#### [LISTED ENTRIES]
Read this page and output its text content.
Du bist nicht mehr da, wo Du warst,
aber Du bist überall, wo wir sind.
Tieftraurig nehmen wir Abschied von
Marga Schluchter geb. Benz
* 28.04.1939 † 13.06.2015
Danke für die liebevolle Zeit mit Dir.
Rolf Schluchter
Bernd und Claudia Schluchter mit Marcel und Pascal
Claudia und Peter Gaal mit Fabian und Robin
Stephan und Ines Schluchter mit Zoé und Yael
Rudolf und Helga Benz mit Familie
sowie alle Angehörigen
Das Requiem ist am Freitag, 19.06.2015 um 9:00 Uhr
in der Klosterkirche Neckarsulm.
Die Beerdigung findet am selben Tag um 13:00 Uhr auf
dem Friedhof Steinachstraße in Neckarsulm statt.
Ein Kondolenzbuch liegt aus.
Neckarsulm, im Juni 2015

#### [WHAT YOU WILL DO]
Show each line in the entries that holds the string "bist".

#### [COMPLETE ANSWER]
Du bist nicht mehr da, wo Du warst,
aber Du bist überall, wo wir sind.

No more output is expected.